Direction:
Beneath this task is a listing; retype all of it exactly.

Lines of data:
* * * * * * * * *

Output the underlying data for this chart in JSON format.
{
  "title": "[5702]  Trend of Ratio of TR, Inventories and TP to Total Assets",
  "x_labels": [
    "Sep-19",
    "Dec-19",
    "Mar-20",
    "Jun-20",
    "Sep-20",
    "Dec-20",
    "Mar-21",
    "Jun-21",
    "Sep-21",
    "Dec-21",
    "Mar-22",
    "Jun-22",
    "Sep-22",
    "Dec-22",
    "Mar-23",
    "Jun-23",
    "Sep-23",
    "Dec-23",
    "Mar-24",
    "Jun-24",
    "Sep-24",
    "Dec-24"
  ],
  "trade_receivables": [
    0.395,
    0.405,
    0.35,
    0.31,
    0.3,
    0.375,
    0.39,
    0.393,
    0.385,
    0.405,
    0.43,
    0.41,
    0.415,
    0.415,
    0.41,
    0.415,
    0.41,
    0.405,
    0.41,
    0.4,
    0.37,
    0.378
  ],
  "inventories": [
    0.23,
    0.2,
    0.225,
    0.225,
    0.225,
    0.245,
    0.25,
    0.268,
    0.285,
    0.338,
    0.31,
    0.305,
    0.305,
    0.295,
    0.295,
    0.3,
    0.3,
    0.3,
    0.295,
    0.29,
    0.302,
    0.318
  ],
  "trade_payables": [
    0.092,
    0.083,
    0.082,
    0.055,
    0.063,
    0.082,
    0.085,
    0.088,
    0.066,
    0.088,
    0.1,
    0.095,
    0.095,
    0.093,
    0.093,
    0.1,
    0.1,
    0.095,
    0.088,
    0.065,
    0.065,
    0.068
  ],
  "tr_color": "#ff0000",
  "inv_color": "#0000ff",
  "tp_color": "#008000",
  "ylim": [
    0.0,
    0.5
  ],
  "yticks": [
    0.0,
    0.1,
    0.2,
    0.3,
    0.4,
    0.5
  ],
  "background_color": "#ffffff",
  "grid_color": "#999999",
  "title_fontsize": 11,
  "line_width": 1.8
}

* * * * * * * * *

Complete answer:
Output the underlying data for this chart in JSON format.
{
  "title": "[5702]  Trend of Ratio of TR, Inventories and TP to Total Assets",
  "x_labels": [
    "Sep-19",
    "Dec-19",
    "Mar-20",
    "Jun-20",
    "Sep-20",
    "Dec-20",
    "Mar-21",
    "Jun-21",
    "Sep-21",
    "Dec-21",
    "Mar-22",
    "Jun-22",
    "Sep-22",
    "Dec-22",
    "Mar-23",
    "Jun-23",
    "Sep-23",
    "Dec-23",
    "Mar-24",
    "Jun-24",
    "Sep-24",
    "Dec-24"
  ],
  "trade_receivables": [
    0.395,
    0.405,
    0.35,
    0.31,
    0.3,
    0.375,
    0.39,
    0.393,
    0.385,
    0.405,
    0.43,
    0.41,
    0.415,
    0.415,
    0.41,
    0.415,
    0.41,
    0.405,
    0.41,
    0.4,
    0.37,
    0.378
  ],
  "inventories": [
    0.23,
    0.2,
    0.225,
    0.225,
    0.225,
    0.245,
    0.25,
    0.268,
    0.285,
    0.338,
    0.31,
    0.305,
    0.305,
    0.295,
    0.295,
    0.3,
    0.3,
    0.3,
    0.295,
    0.29,
    0.302,
    0.318
  ],
  "trade_payables": [
    0.092,
    0.083,
    0.082,
    0.055,
    0.063,
    0.082,
    0.085,
    0.088,
    0.066,
    0.088,
    0.1,
    0.095,
    0.095,
    0.093,
    0.093,
    0.1,
    0.1,
    0.095,
    0.088,
    0.065,
    0.065,
    0.068
  ],
  "tr_color": "#ff0000",
  "inv_color": "#0000ff",
  "tp_color": "#008000",
  "ylim": [
    0.0,
    0.5
  ],
  "yticks": [
    0.0,
    0.1,
    0.2,
    0.3,
    0.4,
    0.5
  ],
  "background_color": "#ffffff",
  "grid_color": "#999999",
  "title_fontsize": 11,
  "line_width": 1.8
}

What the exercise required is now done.